TASK DESCRIPTION. Leave out the pictures and reproduce all of the data exactly.

--- DATA RECORDS ---

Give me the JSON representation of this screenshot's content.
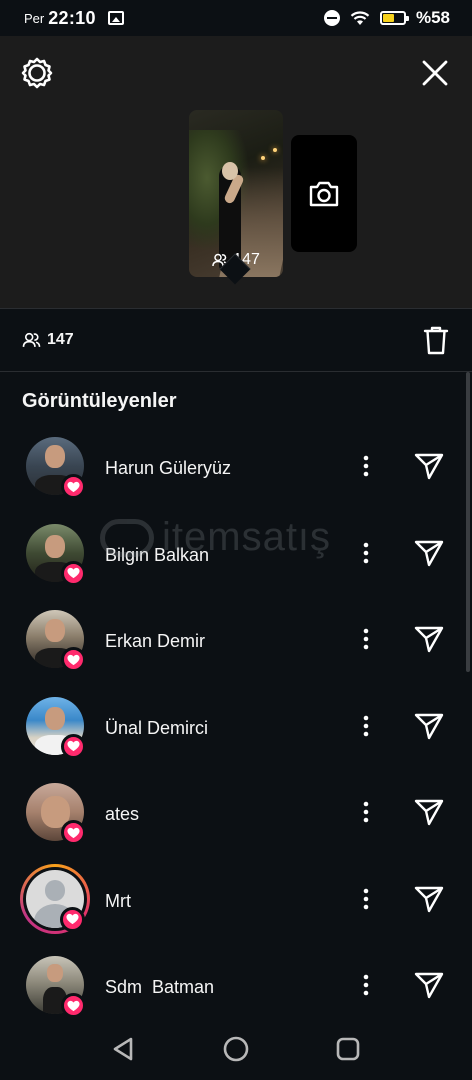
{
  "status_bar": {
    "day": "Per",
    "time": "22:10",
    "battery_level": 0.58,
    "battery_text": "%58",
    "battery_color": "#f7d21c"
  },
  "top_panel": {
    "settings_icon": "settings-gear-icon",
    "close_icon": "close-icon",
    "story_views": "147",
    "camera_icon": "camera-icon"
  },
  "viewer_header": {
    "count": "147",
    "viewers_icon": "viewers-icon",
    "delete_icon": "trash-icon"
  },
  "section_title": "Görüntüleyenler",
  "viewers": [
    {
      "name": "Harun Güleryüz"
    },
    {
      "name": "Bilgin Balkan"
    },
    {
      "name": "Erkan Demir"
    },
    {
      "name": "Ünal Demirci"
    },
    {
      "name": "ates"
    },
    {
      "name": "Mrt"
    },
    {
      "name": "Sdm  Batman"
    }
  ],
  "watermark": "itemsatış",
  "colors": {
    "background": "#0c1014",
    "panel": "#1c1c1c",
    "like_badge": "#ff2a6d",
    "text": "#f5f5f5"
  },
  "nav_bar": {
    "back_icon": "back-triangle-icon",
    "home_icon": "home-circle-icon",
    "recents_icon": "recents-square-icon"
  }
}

---

RESPONSE TO THIS EXERCISE.
Give me the JSON representation of this screenshot's content.
{
  "status_bar": {
    "day": "Per",
    "time": "22:10",
    "battery_level": 0.58,
    "battery_text": "%58",
    "battery_color": "#f7d21c"
  },
  "top_panel": {
    "settings_icon": "settings-gear-icon",
    "close_icon": "close-icon",
    "story_views": "147",
    "camera_icon": "camera-icon"
  },
  "viewer_header": {
    "count": "147",
    "viewers_icon": "viewers-icon",
    "delete_icon": "trash-icon"
  },
  "section_title": "Görüntüleyenler",
  "viewers": [
    {
      "name": "Harun Güleryüz"
    },
    {
      "name": "Bilgin Balkan"
    },
    {
      "name": "Erkan Demir"
    },
    {
      "name": "Ünal Demirci"
    },
    {
      "name": "ates"
    },
    {
      "name": "Mrt"
    },
    {
      "name": "Sdm  Batman"
    }
  ],
  "watermark": "itemsatış",
  "colors": {
    "background": "#0c1014",
    "panel": "#1c1c1c",
    "like_badge": "#ff2a6d",
    "text": "#f5f5f5"
  },
  "nav_bar": {
    "back_icon": "back-triangle-icon",
    "home_icon": "home-circle-icon",
    "recents_icon": "recents-square-icon"
  }
}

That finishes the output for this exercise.